-- start of MATERIAL SUPPLIED --
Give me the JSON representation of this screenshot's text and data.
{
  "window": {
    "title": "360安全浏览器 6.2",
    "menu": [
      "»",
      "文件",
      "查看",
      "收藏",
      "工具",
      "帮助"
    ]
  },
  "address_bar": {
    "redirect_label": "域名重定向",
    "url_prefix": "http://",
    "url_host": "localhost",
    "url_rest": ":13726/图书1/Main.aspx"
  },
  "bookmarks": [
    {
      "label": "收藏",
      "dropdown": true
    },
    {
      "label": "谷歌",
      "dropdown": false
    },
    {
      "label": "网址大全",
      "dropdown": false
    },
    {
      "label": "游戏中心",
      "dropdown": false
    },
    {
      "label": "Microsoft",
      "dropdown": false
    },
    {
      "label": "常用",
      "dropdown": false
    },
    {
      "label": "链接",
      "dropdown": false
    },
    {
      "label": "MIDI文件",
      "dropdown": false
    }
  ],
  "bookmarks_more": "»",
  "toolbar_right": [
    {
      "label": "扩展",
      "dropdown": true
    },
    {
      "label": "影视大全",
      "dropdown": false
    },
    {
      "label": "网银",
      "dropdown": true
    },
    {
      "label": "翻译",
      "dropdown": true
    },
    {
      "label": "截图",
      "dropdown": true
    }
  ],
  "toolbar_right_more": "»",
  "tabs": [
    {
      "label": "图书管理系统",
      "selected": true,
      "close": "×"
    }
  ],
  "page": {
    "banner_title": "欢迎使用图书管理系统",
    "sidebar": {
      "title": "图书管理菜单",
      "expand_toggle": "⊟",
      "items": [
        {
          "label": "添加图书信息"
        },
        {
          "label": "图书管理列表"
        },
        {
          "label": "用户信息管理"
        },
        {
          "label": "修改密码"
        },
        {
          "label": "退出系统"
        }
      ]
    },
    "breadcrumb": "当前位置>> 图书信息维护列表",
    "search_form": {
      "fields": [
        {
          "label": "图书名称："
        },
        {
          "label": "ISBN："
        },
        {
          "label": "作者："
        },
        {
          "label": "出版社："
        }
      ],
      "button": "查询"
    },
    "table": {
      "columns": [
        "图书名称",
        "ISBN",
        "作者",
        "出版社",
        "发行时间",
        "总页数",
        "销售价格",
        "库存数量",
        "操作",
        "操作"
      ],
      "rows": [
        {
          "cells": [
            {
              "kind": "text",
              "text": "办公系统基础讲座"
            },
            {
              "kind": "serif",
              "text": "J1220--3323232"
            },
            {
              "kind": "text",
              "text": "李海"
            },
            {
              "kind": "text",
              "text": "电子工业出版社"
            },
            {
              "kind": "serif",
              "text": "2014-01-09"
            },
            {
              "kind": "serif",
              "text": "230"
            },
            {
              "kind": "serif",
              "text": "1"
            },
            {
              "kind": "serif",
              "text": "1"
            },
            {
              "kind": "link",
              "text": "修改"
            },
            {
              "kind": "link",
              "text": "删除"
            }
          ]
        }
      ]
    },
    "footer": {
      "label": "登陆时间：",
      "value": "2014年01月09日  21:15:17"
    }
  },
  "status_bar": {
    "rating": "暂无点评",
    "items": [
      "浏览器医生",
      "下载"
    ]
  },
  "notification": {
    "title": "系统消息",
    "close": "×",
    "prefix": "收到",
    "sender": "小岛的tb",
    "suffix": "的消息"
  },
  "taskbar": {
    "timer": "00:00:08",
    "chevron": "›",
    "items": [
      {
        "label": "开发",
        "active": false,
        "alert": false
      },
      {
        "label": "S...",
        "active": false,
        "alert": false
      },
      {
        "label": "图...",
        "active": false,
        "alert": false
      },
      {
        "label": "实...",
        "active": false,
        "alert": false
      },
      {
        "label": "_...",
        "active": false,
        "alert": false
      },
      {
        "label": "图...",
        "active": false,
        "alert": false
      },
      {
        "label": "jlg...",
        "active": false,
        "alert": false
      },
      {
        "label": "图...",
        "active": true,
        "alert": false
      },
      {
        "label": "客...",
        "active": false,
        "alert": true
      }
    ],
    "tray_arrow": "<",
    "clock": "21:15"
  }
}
-- end of MATERIAL SUPPLIED --
§ WRITTEN INSTRUCTION
Word for word, write out the data.

§ CORRECT OUTPUT
Give me the JSON representation of this screenshot's text and data.
{
  "window": {
    "title": "360安全浏览器 6.2",
    "menu": [
      "»",
      "文件",
      "查看",
      "收藏",
      "工具",
      "帮助"
    ]
  },
  "address_bar": {
    "redirect_label": "域名重定向",
    "url_prefix": "http://",
    "url_host": "localhost",
    "url_rest": ":13726/图书1/Main.aspx"
  },
  "bookmarks": [
    {
      "label": "收藏",
      "dropdown": true
    },
    {
      "label": "谷歌",
      "dropdown": false
    },
    {
      "label": "网址大全",
      "dropdown": false
    },
    {
      "label": "游戏中心",
      "dropdown": false
    },
    {
      "label": "Microsoft",
      "dropdown": false
    },
    {
      "label": "常用",
      "dropdown": false
    },
    {
      "label": "链接",
      "dropdown": false
    },
    {
      "label": "MIDI文件",
      "dropdown": false
    }
  ],
  "bookmarks_more": "»",
  "toolbar_right": [
    {
      "label": "扩展",
      "dropdown": true
    },
    {
      "label": "影视大全",
      "dropdown": false
    },
    {
      "label": "网银",
      "dropdown": true
    },
    {
      "label": "翻译",
      "dropdown": true
    },
    {
      "label": "截图",
      "dropdown": true
    }
  ],
  "toolbar_right_more": "»",
  "tabs": [
    {
      "label": "图书管理系统",
      "selected": true,
      "close": "×"
    }
  ],
  "page": {
    "banner_title": "欢迎使用图书管理系统",
    "sidebar": {
      "title": "图书管理菜单",
      "expand_toggle": "⊟",
      "items": [
        {
          "label": "添加图书信息"
        },
        {
          "label": "图书管理列表"
        },
        {
          "label": "用户信息管理"
        },
        {
          "label": "修改密码"
        },
        {
          "label": "退出系统"
        }
      ]
    },
    "breadcrumb": "当前位置>> 图书信息维护列表",
    "search_form": {
      "fields": [
        {
          "label": "图书名称："
        },
        {
          "label": "ISBN："
        },
        {
          "label": "作者："
        },
        {
          "label": "出版社："
        }
      ],
      "button": "查询"
    },
    "table": {
      "columns": [
        "图书名称",
        "ISBN",
        "作者",
        "出版社",
        "发行时间",
        "总页数",
        "销售价格",
        "库存数量",
        "操作",
        "操作"
      ],
      "rows": [
        {
          "cells": [
            {
              "kind": "text",
              "text": "办公系统基础讲座"
            },
            {
              "kind": "serif",
              "text": "J1220--3323232"
            },
            {
              "kind": "text",
              "text": "李海"
            },
            {
              "kind": "text",
              "text": "电子工业出版社"
            },
            {
              "kind": "serif",
              "text": "2014-01-09"
            },
            {
              "kind": "serif",
              "text": "230"
            },
            {
              "kind": "serif",
              "text": "1"
            },
            {
              "kind": "serif",
              "text": "1"
            },
            {
              "kind": "link",
              "text": "修改"
            },
            {
              "kind": "link",
              "text": "删除"
            }
          ]
        }
      ]
    },
    "footer": {
      "label": "登陆时间：",
      "value": "2014年01月09日  21:15:17"
    }
  },
  "status_bar": {
    "rating": "暂无点评",
    "items": [
      "浏览器医生",
      "下载"
    ]
  },
  "notification": {
    "title": "系统消息",
    "close": "×",
    "prefix": "收到",
    "sender": "小岛的tb",
    "suffix": "的消息"
  },
  "taskbar": {
    "timer": "00:00:08",
    "chevron": "›",
    "items": [
      {
        "label": "开发",
        "active": false,
        "alert": false
      },
      {
        "label": "S...",
        "active": false,
        "alert": false
      },
      {
        "label": "图...",
        "active": false,
        "alert": false
      },
      {
        "label": "实...",
        "active": false,
        "alert": false
      },
      {
        "label": "_...",
        "active": false,
        "alert": false
      },
      {
        "label": "图...",
        "active": false,
        "alert": false
      },
      {
        "label": "jlg...",
        "active": false,
        "alert": false
      },
      {
        "label": "图...",
        "active": true,
        "alert": false
      },
      {
        "label": "客...",
        "active": false,
        "alert": true
      }
    ],
    "tray_arrow": "<",
    "clock": "21:15"
  }
}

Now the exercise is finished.